[Start of DATA LISTING]

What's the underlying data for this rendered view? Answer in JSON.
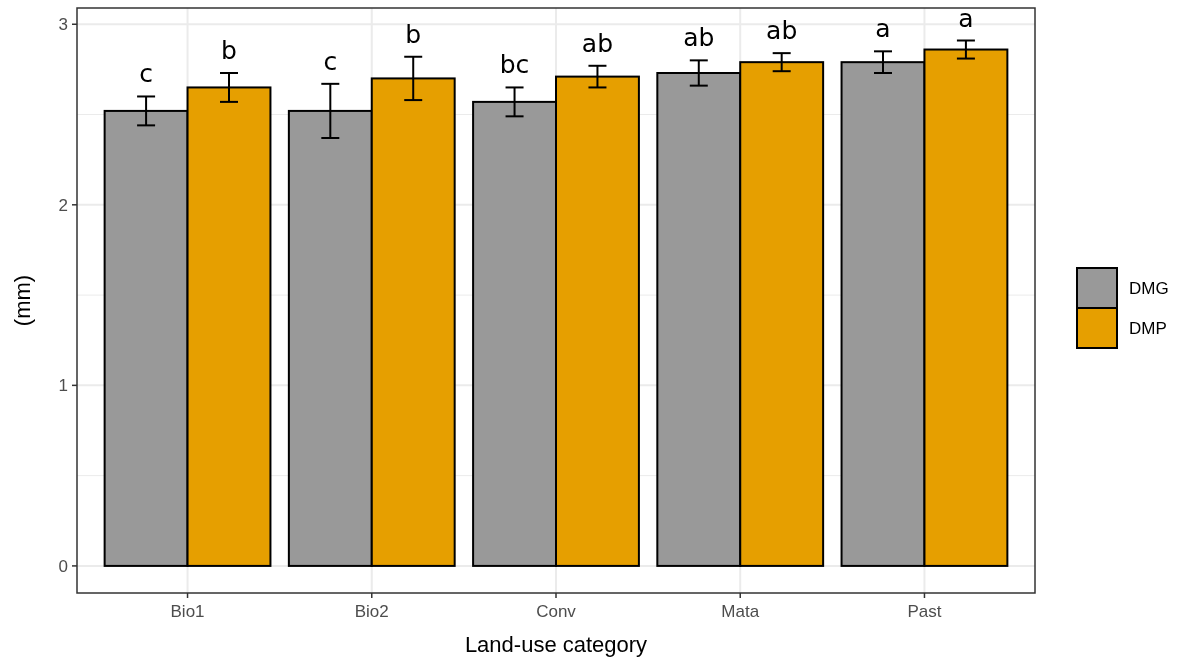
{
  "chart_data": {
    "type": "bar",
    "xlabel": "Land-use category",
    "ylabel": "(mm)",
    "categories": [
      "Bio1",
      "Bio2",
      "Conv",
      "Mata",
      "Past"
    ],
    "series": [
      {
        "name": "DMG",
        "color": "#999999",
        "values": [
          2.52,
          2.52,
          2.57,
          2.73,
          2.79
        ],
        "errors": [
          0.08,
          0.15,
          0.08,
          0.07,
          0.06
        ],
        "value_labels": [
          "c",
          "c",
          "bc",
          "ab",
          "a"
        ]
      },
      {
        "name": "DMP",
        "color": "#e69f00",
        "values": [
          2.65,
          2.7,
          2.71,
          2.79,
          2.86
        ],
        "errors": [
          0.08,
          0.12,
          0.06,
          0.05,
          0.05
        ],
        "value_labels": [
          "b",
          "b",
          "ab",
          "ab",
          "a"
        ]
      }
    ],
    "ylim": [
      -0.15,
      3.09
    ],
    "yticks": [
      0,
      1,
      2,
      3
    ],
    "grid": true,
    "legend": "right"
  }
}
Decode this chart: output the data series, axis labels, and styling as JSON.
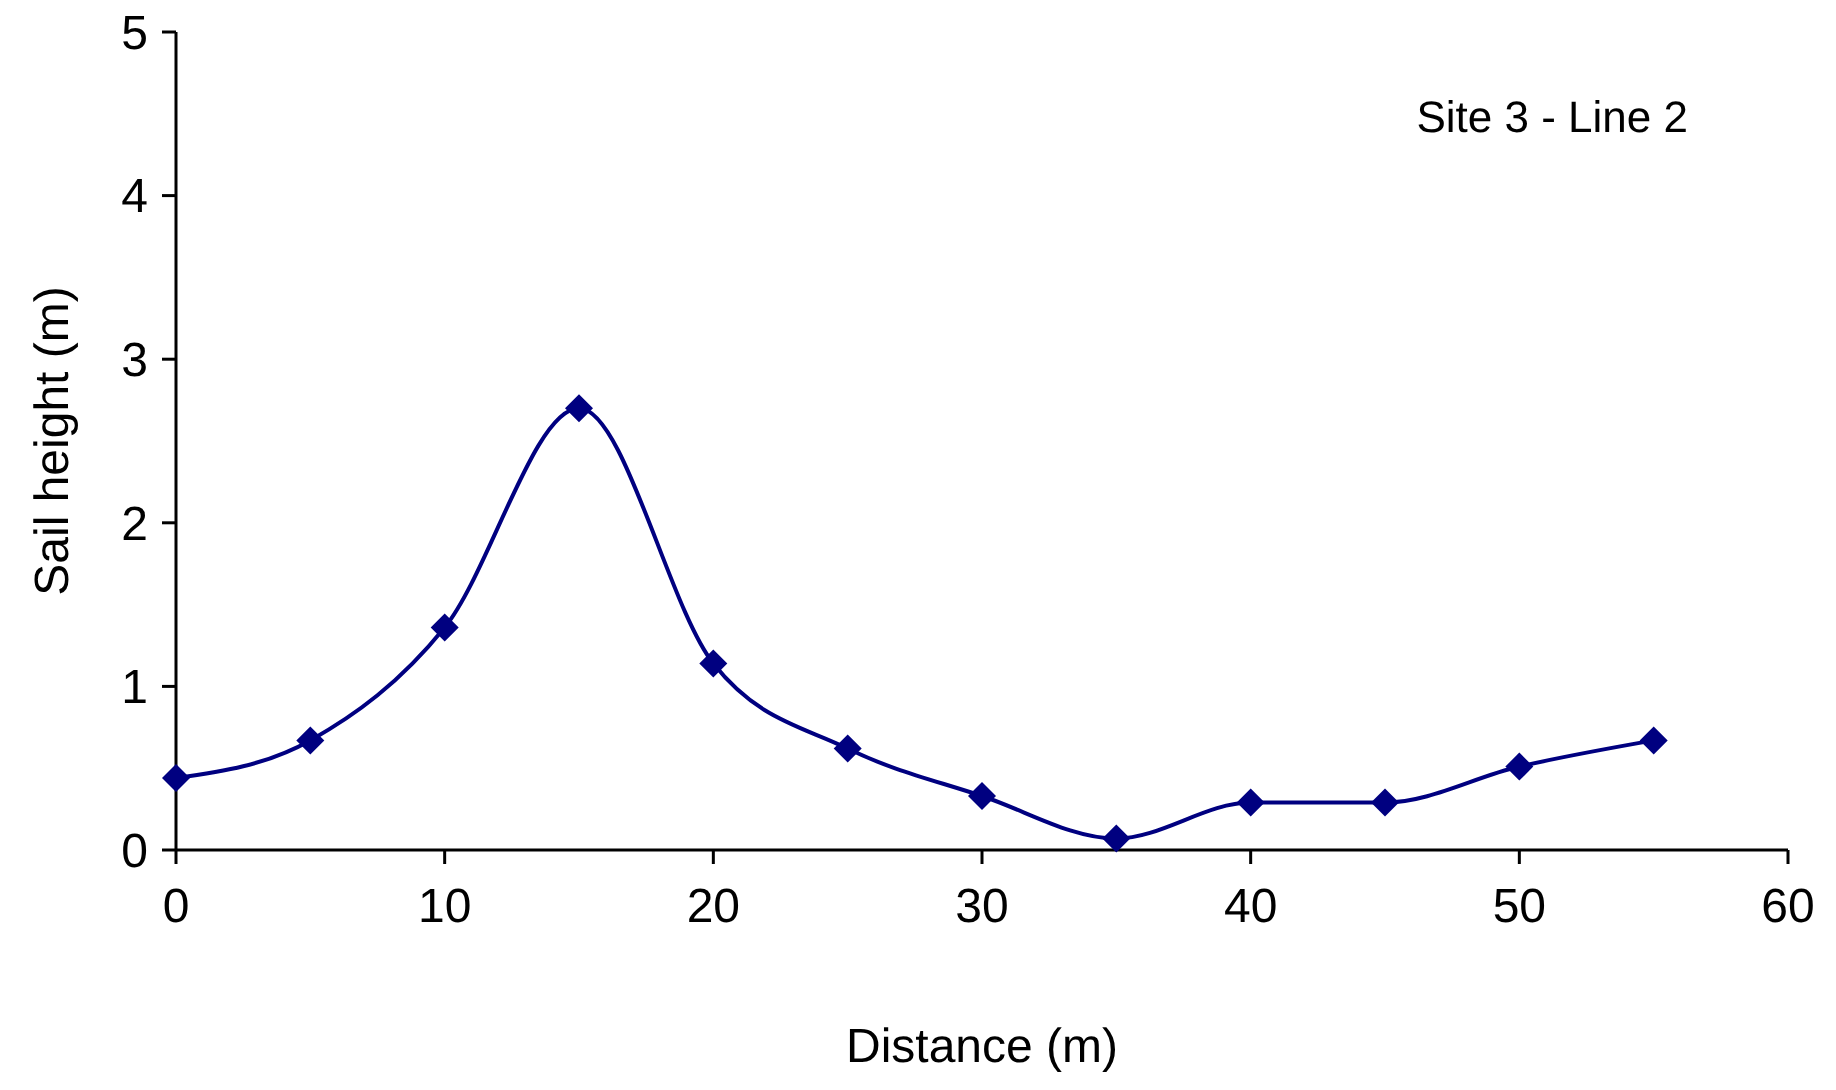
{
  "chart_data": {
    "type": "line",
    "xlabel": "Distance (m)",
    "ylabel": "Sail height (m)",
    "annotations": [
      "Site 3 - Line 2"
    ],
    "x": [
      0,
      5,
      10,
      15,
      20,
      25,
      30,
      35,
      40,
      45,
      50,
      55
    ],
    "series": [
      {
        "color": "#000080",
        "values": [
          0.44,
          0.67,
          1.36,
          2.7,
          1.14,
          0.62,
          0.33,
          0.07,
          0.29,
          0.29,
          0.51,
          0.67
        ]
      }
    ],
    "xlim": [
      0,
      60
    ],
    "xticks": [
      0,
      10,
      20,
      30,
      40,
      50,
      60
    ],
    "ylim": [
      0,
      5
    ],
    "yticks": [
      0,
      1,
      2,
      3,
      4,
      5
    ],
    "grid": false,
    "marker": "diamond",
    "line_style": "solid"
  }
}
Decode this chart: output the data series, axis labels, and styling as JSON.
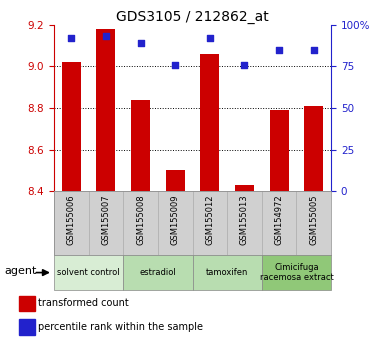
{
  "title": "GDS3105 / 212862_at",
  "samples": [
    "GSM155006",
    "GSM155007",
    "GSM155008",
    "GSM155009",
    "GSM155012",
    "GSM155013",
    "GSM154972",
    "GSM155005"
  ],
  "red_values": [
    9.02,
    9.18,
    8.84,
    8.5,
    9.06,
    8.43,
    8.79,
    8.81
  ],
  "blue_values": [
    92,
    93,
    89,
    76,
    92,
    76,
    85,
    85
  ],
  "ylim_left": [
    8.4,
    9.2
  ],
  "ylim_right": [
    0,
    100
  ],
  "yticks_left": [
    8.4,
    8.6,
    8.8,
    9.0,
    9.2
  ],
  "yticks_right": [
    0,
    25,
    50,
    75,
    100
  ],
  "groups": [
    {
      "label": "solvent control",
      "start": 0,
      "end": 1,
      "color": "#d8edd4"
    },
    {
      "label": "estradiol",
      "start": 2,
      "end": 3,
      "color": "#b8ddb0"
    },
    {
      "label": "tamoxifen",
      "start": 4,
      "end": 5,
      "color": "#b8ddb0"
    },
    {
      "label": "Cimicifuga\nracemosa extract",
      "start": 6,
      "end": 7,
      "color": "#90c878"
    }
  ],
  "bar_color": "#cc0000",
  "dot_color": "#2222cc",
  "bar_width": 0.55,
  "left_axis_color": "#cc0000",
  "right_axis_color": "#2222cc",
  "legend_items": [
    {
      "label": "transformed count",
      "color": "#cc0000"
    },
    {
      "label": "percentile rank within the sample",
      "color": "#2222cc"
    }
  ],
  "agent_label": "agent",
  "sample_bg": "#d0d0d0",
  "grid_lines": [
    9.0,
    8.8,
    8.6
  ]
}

[End of DATA LISTING]

**WRITTEN INSTRUCTION**
Set down the material exactly, every line of it, except for the pictures.

**RESULT OF THIS TASK**
What's the underlying data for this rendered view? Answer in JSON.
{
  "chart_data": {
    "type": "bar",
    "xlabel": "Land-use category",
    "ylabel": "(mm)",
    "categories": [
      "Bio1",
      "Bio2",
      "Conv",
      "Mata",
      "Past"
    ],
    "series": [
      {
        "name": "DMG",
        "color": "#999999",
        "values": [
          2.52,
          2.52,
          2.57,
          2.73,
          2.79
        ],
        "errors": [
          0.08,
          0.15,
          0.08,
          0.07,
          0.06
        ],
        "value_labels": [
          "c",
          "c",
          "bc",
          "ab",
          "a"
        ]
      },
      {
        "name": "DMP",
        "color": "#e69f00",
        "values": [
          2.65,
          2.7,
          2.71,
          2.79,
          2.86
        ],
        "errors": [
          0.08,
          0.12,
          0.06,
          0.05,
          0.05
        ],
        "value_labels": [
          "b",
          "b",
          "ab",
          "ab",
          "a"
        ]
      }
    ],
    "ylim": [
      -0.15,
      3.09
    ],
    "yticks": [
      0,
      1,
      2,
      3
    ],
    "grid": true,
    "legend": "right"
  }
}
Decode this chart: output the data series, axis labels, and styling as JSON.
{
  "chart_data": {
    "type": "line",
    "xlabel": "Distance (m)",
    "ylabel": "Sail height (m)",
    "annotations": [
      "Site 3 - Line 2"
    ],
    "x": [
      0,
      5,
      10,
      15,
      20,
      25,
      30,
      35,
      40,
      45,
      50,
      55
    ],
    "series": [
      {
        "color": "#000080",
        "values": [
          0.44,
          0.67,
          1.36,
          2.7,
          1.14,
          0.62,
          0.33,
          0.07,
          0.29,
          0.29,
          0.51,
          0.67
        ]
      }
    ],
    "xlim": [
      0,
      60
    ],
    "xticks": [
      0,
      10,
      20,
      30,
      40,
      50,
      60
    ],
    "ylim": [
      0,
      5
    ],
    "yticks": [
      0,
      1,
      2,
      3,
      4,
      5
    ],
    "grid": false,
    "marker": "diamond",
    "line_style": "solid"
  }
}
Decode this chart: output the data series, axis labels, and styling as JSON.
{
  "title": "GDS3105 / 212862_at",
  "samples": [
    "GSM155006",
    "GSM155007",
    "GSM155008",
    "GSM155009",
    "GSM155012",
    "GSM155013",
    "GSM154972",
    "GSM155005"
  ],
  "red_values": [
    9.02,
    9.18,
    8.84,
    8.5,
    9.06,
    8.43,
    8.79,
    8.81
  ],
  "blue_values": [
    92,
    93,
    89,
    76,
    92,
    76,
    85,
    85
  ],
  "ylim_left": [
    8.4,
    9.2
  ],
  "ylim_right": [
    0,
    100
  ],
  "yticks_left": [
    8.4,
    8.6,
    8.8,
    9.0,
    9.2
  ],
  "yticks_right": [
    0,
    25,
    50,
    75,
    100
  ],
  "groups": [
    {
      "label": "solvent control",
      "start": 0,
      "end": 1,
      "color": "#d8edd4"
    },
    {
      "label": "estradiol",
      "start": 2,
      "end": 3,
      "color": "#b8ddb0"
    },
    {
      "label": "tamoxifen",
      "start": 4,
      "end": 5,
      "color": "#b8ddb0"
    },
    {
      "label": "Cimicifuga\nracemosa extract",
      "start": 6,
      "end": 7,
      "color": "#90c878"
    }
  ],
  "bar_color": "#cc0000",
  "dot_color": "#2222cc",
  "bar_width": 0.55,
  "left_axis_color": "#cc0000",
  "right_axis_color": "#2222cc",
  "legend_items": [
    {
      "label": "transformed count",
      "color": "#cc0000"
    },
    {
      "label": "percentile rank within the sample",
      "color": "#2222cc"
    }
  ],
  "agent_label": "agent",
  "sample_bg": "#d0d0d0",
  "grid_lines": [
    9.0,
    8.8,
    8.6
  ]
}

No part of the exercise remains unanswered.